La antigua idea que separa la verdad de la apariencia, se vincula aquí con el apetito de propagar lo aparente ante el público más numeroso posible: "Mas el exceso de esta enfermedad llega hasta hacer que muchos busquen que se hable de ellos de cualquier modo". Quien actúa pensando en cómo trascenderán sus hechos, carece de la legitimidad de quien actúa por el valor que las acciones tienen en sí mismas. La conciencia del bien obrar debería ser recompensa suficiente. El alma no debería aspirar a ser representada, salvo en nuestro interior: allí, escenificada de forma exclusiva para nuestros propios ojos (lo visual es de forma recurrente el artificio con que Montaigne indaga en la condición humana), el alma se hará consciente de su propia fuerza, se preparará para soportar los peores dolores del mundo.

Peculiar, excepcional Copio aquí un párrafo de Las recompensas honoríficas, 6 donde Montaige examina el caso desde una perspectiva pragmática: "Fue una buena invención, y aceptada en la mayor parte de Estados del mundo, establecer ciertos signos vanos y carentes de valor para honrar y recompensar la virtud, por ejemplo las coronas de laurel, de roble, de mirto, la forma de determinado vestido, el privilegio de ir en carruaje por la ciudad o de noche con antorcha, algún asiento particular en las asambleas públicas, la prerrogativa de algunos nombres y títulos, ciertos signos de los escudos de armas, y cosas semejantes, cuyo uso ha sido diversamente aceptado según la opinión de las naciones y perdura todavía".

No sólo reconocía el beneficio de enaltecer, sino que también exigía que se hiciera con la mayor propiedad: a ello va dirigido su alabanza a Augusto, famoso por su generosidad económica pero avaro en cuanto a las recompensas simbólicas. Y es aquí donde resultar pertinente destacar una convicción esencial en Montaigne: que el honor tiene como su condición esencial, como su naturaleza, lo extraordinario, lo excepcional, porque la grandeza no es común. Al contrario: si una determinado hecho virtuoso, como ocurría con el valor militar entre los ciudadanos de Esparta, se ha convertido en costumbre, en rasgo de muchos, debilita o pierde su carácter de honorable.

==*==

## EJERCICIOS A REALIZAR
• a. Transcribe literalmente el fragmento del texto sobre Montaigne que va desde "La antigua idea" hasta "dolores del mundo.".
• b. Según el texto sobre Montaigne, ¿por qué era famoso Augusto?
• c. Prosigue el texto sobre Montaigne a partir de su última oración.

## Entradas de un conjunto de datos
==*==

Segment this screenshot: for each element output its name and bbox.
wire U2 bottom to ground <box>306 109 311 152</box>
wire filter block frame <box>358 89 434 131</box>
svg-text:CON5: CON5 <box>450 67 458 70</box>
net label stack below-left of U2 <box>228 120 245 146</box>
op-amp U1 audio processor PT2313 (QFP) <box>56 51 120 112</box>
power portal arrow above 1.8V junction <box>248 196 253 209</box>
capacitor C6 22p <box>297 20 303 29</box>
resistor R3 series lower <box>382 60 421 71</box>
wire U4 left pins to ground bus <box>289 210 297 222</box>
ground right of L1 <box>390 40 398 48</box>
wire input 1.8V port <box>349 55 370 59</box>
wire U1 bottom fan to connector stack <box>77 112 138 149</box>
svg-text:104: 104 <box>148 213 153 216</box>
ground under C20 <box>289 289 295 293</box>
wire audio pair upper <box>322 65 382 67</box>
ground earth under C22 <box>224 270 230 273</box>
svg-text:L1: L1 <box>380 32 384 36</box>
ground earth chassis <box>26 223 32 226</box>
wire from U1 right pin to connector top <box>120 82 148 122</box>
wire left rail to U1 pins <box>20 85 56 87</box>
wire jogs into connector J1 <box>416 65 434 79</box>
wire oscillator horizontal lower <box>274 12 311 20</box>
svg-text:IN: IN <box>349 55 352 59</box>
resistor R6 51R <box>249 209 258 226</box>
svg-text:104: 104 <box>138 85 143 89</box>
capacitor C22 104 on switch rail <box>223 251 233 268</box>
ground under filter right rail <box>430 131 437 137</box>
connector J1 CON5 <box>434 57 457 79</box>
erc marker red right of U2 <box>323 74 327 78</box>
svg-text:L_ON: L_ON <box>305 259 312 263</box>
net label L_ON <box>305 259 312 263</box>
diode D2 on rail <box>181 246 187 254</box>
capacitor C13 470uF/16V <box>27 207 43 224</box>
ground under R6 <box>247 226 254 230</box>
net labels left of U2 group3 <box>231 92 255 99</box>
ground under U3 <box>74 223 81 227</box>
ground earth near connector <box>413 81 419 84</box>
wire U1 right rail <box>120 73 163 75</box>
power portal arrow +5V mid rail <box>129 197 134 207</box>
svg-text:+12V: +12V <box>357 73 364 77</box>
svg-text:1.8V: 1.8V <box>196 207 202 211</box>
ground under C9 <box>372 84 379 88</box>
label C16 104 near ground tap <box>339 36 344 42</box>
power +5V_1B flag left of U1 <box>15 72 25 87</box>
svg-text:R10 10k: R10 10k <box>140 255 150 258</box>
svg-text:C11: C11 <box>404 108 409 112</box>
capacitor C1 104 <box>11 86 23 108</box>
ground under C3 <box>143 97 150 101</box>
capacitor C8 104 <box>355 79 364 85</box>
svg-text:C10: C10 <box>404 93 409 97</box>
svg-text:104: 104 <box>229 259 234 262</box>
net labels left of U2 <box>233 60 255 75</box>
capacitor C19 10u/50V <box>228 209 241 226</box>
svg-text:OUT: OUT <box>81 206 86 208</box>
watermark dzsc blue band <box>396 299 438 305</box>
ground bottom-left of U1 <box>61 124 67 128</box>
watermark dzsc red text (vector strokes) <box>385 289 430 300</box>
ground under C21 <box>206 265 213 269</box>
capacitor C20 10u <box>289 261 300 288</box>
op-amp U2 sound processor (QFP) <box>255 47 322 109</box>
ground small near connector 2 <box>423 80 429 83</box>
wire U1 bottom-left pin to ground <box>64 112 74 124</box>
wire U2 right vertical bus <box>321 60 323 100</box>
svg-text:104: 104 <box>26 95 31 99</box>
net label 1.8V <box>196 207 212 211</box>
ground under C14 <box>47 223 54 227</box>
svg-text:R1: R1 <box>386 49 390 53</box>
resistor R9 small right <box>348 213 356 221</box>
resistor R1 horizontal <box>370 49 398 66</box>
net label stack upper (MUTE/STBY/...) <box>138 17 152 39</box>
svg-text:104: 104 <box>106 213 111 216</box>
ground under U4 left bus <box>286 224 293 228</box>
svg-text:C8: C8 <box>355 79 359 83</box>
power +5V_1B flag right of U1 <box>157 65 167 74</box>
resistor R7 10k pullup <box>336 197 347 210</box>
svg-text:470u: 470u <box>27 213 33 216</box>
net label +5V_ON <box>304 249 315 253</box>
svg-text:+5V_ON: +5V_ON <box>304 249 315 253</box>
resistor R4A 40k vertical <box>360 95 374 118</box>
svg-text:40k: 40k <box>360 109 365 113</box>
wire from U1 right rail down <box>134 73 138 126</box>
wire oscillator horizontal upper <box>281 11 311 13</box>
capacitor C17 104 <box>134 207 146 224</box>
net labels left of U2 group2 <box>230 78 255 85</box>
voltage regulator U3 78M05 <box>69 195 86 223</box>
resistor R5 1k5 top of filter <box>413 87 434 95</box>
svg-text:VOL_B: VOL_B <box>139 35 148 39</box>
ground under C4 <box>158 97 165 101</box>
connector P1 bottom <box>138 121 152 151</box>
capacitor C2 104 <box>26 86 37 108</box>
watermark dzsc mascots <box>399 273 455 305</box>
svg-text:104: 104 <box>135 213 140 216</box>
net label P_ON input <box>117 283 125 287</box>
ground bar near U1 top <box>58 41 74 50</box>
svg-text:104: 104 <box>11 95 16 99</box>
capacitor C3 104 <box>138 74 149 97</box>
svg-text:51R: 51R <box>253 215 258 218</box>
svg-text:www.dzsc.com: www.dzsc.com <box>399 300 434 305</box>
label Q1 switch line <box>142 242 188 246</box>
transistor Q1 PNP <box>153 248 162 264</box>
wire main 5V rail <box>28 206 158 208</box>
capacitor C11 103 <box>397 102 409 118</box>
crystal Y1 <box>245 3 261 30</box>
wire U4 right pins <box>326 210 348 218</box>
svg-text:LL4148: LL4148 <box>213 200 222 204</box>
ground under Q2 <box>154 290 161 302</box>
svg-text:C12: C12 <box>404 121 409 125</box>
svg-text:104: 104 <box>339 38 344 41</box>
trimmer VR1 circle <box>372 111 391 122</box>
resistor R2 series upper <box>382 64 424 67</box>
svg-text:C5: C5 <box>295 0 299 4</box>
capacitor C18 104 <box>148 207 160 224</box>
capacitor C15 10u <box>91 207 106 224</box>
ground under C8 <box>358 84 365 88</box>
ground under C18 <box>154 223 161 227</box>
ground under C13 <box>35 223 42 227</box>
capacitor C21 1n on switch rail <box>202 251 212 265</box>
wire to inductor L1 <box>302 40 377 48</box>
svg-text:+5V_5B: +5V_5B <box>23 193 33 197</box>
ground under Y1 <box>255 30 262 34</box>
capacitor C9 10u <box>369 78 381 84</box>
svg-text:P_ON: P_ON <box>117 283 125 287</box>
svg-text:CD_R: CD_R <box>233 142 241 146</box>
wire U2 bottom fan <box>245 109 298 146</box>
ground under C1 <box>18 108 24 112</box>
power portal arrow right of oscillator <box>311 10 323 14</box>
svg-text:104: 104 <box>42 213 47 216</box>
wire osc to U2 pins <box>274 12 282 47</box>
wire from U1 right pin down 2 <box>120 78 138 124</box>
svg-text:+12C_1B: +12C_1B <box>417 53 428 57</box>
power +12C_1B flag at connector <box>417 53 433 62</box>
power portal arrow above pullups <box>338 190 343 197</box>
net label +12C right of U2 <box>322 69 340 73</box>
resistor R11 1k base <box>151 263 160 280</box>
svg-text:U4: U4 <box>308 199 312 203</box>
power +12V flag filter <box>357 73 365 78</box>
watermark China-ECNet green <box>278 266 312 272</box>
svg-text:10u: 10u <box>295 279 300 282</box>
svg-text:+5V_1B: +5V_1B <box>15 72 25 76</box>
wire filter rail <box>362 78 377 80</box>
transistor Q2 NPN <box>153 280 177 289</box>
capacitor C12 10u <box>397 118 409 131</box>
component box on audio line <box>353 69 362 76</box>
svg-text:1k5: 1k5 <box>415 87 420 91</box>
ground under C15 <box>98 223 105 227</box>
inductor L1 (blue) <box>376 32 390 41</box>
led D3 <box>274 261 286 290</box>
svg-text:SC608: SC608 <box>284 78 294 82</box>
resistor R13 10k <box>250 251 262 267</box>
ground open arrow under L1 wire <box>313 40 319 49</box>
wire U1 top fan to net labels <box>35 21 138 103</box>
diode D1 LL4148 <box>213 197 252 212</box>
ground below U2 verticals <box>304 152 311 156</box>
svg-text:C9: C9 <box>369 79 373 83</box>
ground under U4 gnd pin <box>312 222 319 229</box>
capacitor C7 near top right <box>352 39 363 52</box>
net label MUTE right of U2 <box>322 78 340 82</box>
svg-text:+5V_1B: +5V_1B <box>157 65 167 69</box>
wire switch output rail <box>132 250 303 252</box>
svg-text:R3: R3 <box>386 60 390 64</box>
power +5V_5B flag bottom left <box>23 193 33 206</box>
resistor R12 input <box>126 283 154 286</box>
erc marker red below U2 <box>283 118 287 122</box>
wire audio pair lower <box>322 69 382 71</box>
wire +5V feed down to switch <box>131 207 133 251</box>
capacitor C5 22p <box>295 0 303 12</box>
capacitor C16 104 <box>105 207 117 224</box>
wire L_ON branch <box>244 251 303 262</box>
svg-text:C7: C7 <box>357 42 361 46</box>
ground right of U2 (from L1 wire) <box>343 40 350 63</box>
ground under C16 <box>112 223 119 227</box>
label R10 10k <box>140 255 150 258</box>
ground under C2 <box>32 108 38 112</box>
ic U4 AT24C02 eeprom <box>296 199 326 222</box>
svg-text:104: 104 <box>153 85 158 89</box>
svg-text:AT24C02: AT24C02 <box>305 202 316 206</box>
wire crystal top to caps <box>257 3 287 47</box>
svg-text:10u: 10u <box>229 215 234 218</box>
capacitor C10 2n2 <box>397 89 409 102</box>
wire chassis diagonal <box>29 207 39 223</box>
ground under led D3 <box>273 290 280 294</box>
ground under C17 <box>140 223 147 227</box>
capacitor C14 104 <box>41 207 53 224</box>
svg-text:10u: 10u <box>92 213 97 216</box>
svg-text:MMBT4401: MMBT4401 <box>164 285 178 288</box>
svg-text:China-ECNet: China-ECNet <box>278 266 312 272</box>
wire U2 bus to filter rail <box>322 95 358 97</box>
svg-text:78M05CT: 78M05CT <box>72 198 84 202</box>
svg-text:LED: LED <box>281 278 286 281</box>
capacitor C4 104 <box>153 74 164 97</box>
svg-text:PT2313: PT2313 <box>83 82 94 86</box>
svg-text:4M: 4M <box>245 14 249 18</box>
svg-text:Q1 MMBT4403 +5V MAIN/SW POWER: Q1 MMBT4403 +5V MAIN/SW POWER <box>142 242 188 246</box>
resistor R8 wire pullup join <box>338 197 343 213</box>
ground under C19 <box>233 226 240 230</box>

==*==

## RESULTADOS POR TAREA
• a.
La antigua idea que separa la verdad de la apariencia, se vincula aquí con el apetito de propagar lo aparente ante el público más numeroso posible: "Mas el exceso de esta enfermedad llega hasta hacer que muchos busquen que se hable de ellos de cualquier modo". Quien actúa pensando en cómo trascenderán sus hechos, carece de la legitimidad de quien actúa por el valor que las acciones tienen en sí mismas. La conciencia del bien obrar debería ser recompensa suficiente. El alma no debería aspirar a ser representada, salvo en nuestro interior: allí, escenificada de forma exclusiva para nuestros propios ojos (lo visual es de forma recurrente el artificio con que Montaigne indaga en la condición humana), el alma se hará consciente de su propia fuerza, se preparará para soportar los peores dolores del mundo.

• b. Por su generosidad económica.

• c.
En otra parte, 7 Montaigne se somete a sí mismo al rigor de restringir al mínimo la atribución de honores. Se pregunta quiénes son los hombres que, examinados por su juicio, destacan por encima de los demás. Y aquél estudioso, aquél intelectual que leyó a los antiguos como si ellos fuesen la savia necesaria para respirar, en una selección no exenta de un duro debate consigo mismo, culminó en tres nombres. Uno, de condición indiscutible: Homero, que para Montaigne rebasaba la propia condición humana (no puedo dejar de recordar aquí la frase de Simone Weil sobre la Ilíada:
8 "el más bello, el más puro de los espejos"). Un segundo, fruto de una intensa confrontación interior, donde a la postre Alejandro Magno logra desplazar a Julio César, con el argumento de que sus hazañas dependieron más de él que de otros factores, a pesar de las rarezas y de la violencia de algunas de las lides que se le atribuyen.

El tercero, un nombre sorpresivo, al menos para quien esto escribe: Epaminondas, a quien "los griegos le rindieron el honor, sin objeción, de llamarlo el primer hombre entre ellos. Pero ser el primero de Grecia, es fácilmente ser el primero del mundo. En cuanto a saber y capacidad, nos ha quedado el juicio antiguo de que nadie supo tanto y habló tan poco como él".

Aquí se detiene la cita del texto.